→ WRITTEN TASK:
Tally up the lines that include "Date" and state that number by itself.

Records about charts and figures

* * * * * * * * *

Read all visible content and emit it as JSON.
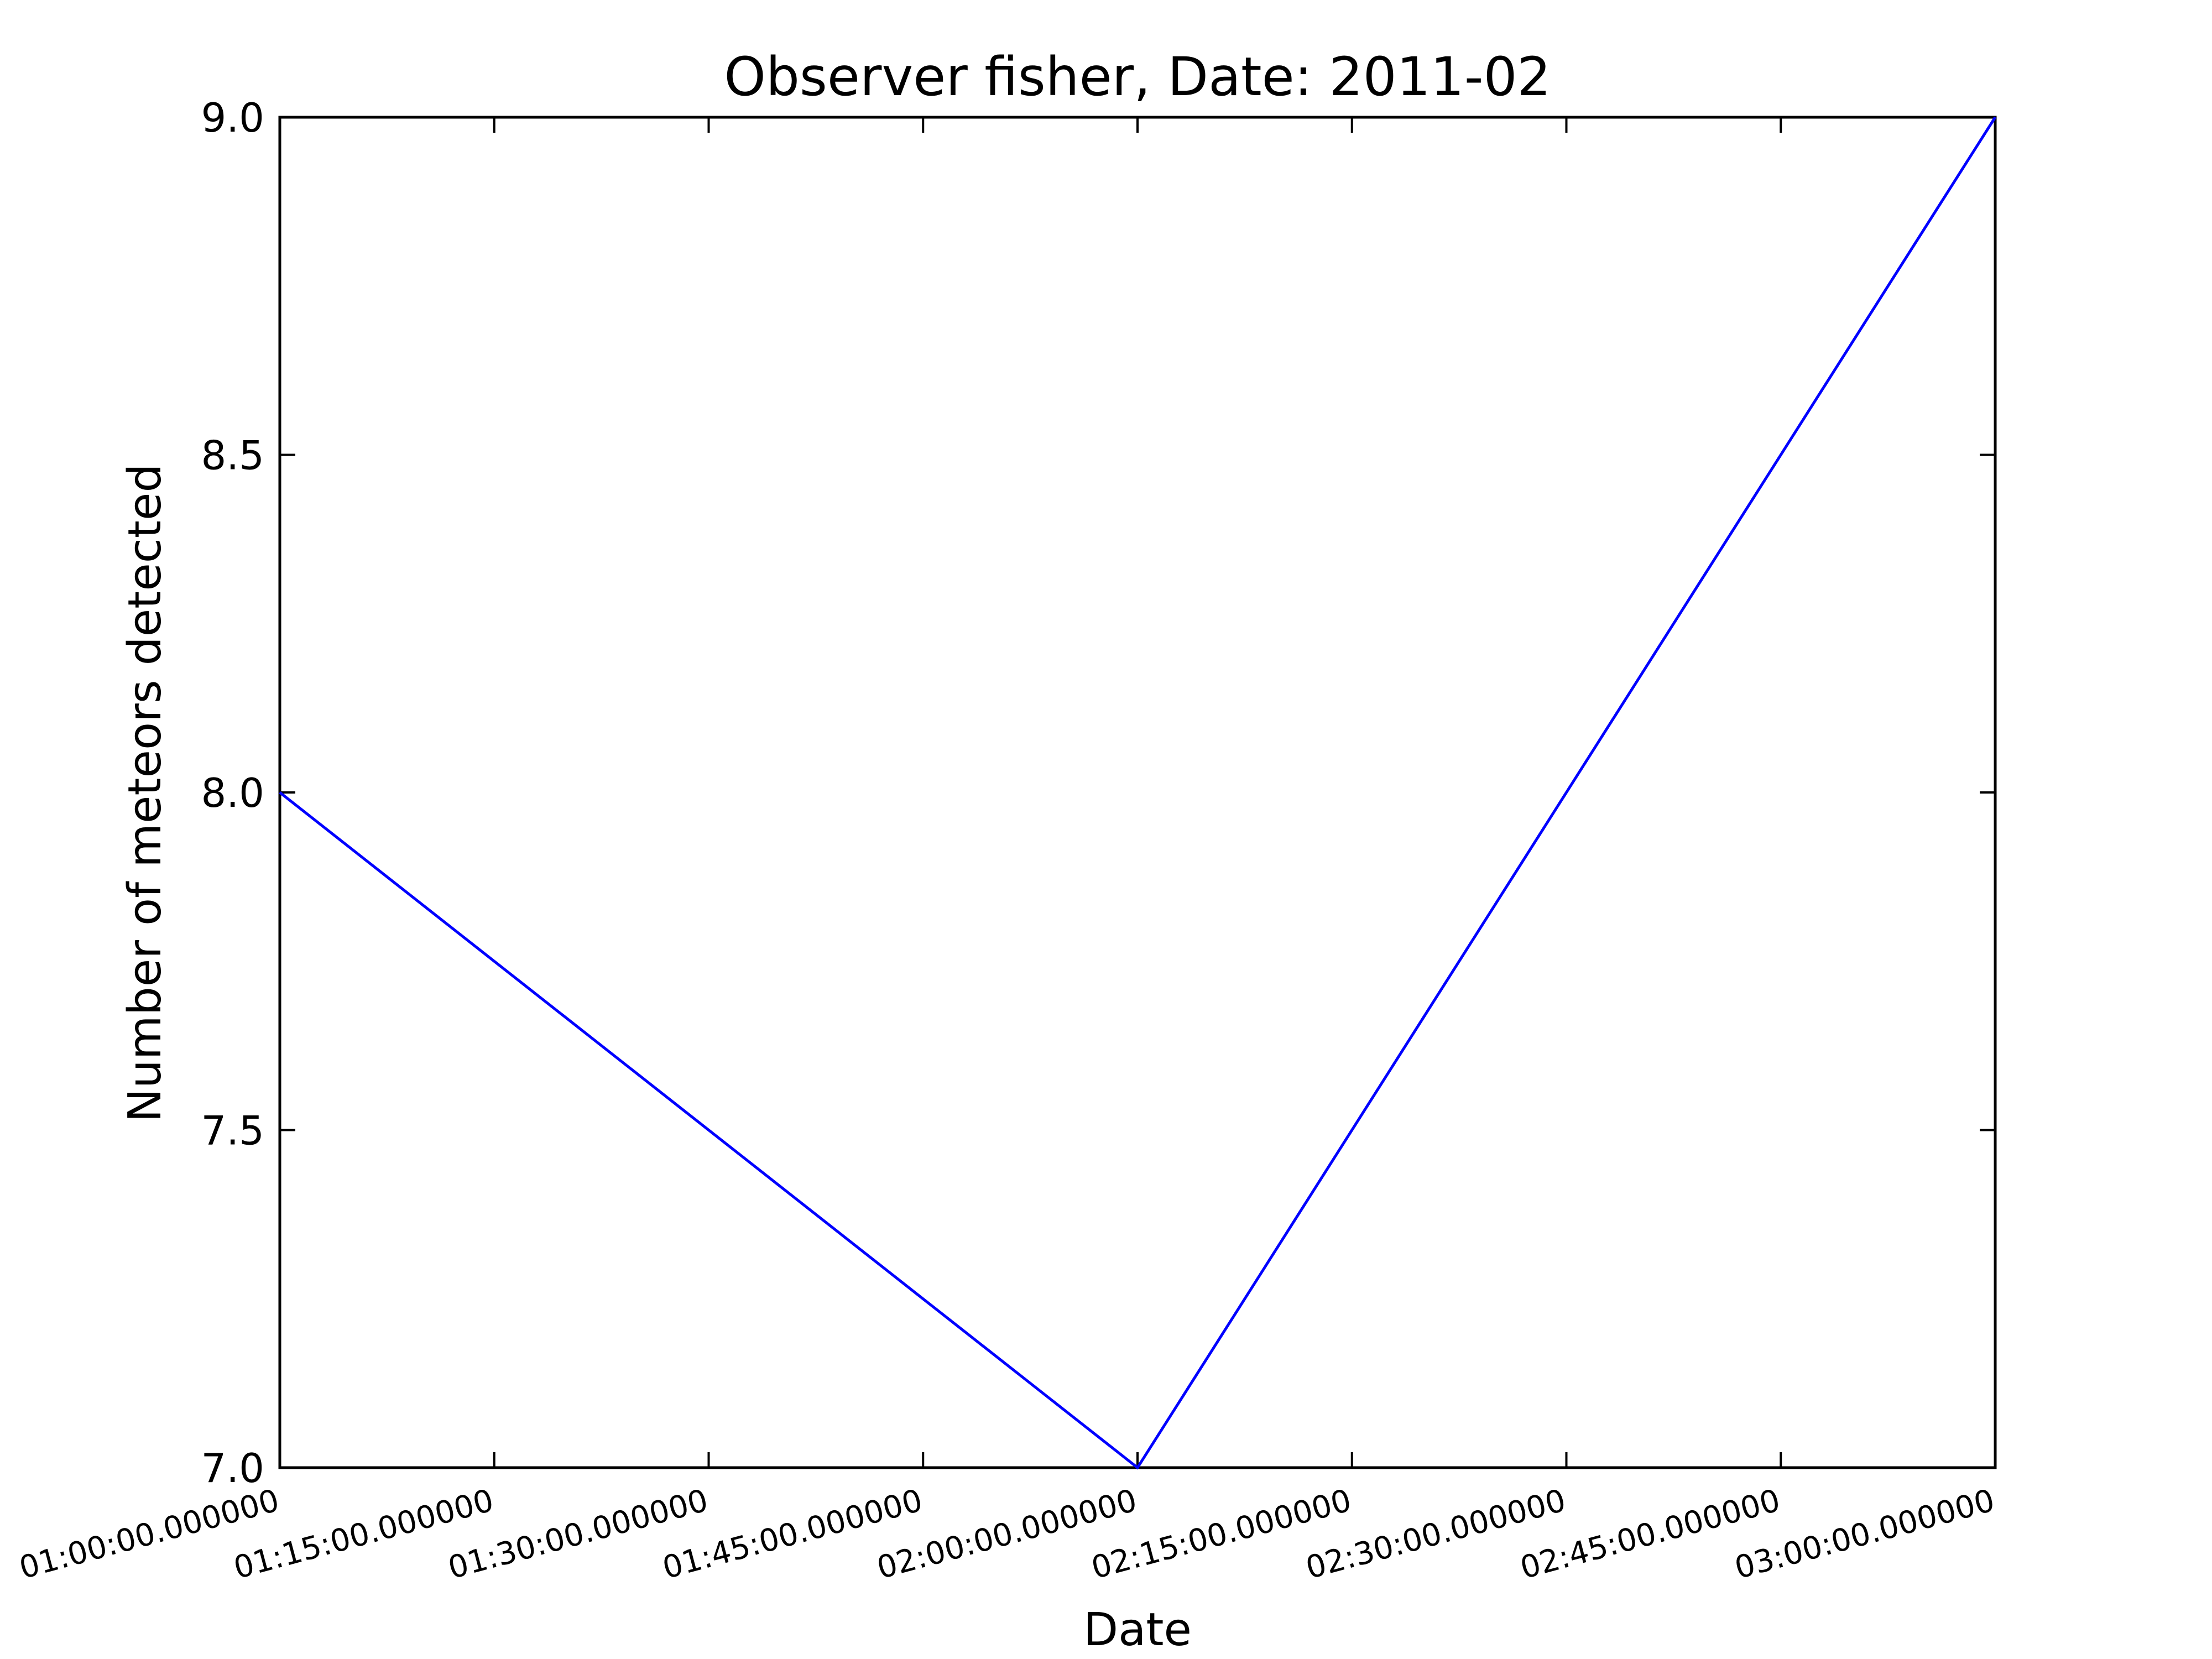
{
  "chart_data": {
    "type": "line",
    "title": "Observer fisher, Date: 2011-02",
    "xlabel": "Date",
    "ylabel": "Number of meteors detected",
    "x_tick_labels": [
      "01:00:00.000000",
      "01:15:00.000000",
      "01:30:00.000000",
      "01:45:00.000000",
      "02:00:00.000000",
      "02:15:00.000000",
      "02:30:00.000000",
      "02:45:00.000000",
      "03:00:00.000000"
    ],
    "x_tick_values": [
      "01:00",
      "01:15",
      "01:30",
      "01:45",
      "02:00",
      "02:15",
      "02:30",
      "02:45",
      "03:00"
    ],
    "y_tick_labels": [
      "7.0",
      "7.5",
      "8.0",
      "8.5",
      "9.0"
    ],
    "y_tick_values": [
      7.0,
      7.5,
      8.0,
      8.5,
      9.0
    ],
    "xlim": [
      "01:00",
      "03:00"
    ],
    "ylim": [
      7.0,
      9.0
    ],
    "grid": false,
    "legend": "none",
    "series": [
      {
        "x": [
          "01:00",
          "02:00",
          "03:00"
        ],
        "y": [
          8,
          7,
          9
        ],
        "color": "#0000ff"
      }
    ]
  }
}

* * * * * * * * *

→ EXPECTED ANSWER:
2